* Set problem
Read through the records below and copy each line that uses the word "this".

* Given data
════════════════════
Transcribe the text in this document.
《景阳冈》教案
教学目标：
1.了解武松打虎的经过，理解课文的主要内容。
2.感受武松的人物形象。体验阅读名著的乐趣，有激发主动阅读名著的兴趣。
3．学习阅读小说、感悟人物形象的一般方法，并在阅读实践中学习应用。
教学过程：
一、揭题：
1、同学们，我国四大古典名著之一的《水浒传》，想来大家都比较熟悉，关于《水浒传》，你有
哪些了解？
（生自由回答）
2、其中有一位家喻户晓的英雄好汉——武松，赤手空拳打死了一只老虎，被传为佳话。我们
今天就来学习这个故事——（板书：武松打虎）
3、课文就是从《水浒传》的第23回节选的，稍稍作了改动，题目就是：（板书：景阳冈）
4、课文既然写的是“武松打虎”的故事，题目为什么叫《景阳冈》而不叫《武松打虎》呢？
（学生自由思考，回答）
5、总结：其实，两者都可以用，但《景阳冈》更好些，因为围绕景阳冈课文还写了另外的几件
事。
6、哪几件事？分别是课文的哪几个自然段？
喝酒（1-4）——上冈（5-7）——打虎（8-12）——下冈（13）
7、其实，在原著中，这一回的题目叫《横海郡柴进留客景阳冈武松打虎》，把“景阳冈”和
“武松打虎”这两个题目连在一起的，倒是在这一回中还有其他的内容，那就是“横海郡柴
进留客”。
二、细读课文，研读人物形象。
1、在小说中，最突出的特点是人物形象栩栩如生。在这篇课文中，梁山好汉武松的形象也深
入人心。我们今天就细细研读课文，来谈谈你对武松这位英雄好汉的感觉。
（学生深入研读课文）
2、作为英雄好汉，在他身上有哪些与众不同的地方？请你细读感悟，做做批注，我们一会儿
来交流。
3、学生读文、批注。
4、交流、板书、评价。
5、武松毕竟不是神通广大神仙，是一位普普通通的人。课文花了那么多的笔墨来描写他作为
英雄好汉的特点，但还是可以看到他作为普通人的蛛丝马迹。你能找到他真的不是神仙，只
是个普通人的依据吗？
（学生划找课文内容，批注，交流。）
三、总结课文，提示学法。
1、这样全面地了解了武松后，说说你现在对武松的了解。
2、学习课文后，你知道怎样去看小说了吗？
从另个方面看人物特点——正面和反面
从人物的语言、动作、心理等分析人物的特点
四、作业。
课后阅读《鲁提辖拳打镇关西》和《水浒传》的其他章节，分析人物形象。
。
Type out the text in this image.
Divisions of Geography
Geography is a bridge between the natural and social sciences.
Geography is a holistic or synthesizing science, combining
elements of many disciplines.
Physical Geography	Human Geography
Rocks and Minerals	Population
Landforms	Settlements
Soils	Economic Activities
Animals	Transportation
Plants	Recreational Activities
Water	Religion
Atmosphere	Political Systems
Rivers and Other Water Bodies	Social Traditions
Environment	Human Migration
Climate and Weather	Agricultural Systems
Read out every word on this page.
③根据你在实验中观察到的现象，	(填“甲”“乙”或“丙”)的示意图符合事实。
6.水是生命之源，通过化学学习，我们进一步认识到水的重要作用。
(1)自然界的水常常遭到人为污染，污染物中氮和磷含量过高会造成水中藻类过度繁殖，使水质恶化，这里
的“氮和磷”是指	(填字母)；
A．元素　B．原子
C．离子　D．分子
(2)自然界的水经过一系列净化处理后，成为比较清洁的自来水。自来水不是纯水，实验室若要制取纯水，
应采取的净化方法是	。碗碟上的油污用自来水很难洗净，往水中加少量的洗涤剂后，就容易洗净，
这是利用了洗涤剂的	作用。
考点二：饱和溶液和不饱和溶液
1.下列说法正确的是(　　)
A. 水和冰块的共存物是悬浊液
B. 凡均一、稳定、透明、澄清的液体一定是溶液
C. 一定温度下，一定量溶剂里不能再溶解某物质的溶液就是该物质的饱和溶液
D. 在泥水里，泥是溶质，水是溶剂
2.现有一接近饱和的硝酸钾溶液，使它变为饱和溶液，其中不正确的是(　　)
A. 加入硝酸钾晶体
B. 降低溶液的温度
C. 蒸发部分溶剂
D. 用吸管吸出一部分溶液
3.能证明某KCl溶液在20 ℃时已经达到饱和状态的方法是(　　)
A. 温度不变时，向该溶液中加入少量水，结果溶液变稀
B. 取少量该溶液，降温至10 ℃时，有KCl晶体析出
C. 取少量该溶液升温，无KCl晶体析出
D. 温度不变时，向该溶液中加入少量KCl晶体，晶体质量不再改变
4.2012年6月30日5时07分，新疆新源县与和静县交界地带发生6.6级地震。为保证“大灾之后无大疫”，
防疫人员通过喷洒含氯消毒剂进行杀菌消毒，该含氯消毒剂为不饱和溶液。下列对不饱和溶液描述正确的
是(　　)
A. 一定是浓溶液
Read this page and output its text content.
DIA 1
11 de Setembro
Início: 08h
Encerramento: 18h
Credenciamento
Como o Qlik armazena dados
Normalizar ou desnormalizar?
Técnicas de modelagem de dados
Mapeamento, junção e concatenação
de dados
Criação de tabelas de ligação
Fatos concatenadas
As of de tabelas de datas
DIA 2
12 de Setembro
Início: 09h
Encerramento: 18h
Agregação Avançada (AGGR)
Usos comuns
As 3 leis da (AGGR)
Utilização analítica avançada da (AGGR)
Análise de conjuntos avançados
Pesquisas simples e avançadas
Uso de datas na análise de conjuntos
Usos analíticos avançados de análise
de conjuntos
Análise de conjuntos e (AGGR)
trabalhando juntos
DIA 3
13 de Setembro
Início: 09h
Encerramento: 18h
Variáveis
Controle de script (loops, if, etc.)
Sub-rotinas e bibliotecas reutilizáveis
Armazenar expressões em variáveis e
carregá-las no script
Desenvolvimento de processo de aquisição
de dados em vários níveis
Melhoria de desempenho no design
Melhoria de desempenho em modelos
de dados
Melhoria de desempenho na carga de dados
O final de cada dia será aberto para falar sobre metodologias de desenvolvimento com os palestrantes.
════════════════════
* Exercise result
Transcribe the text in this document.
Type out the text in this image.
Read out every word on this page.
Read this page and output its text content.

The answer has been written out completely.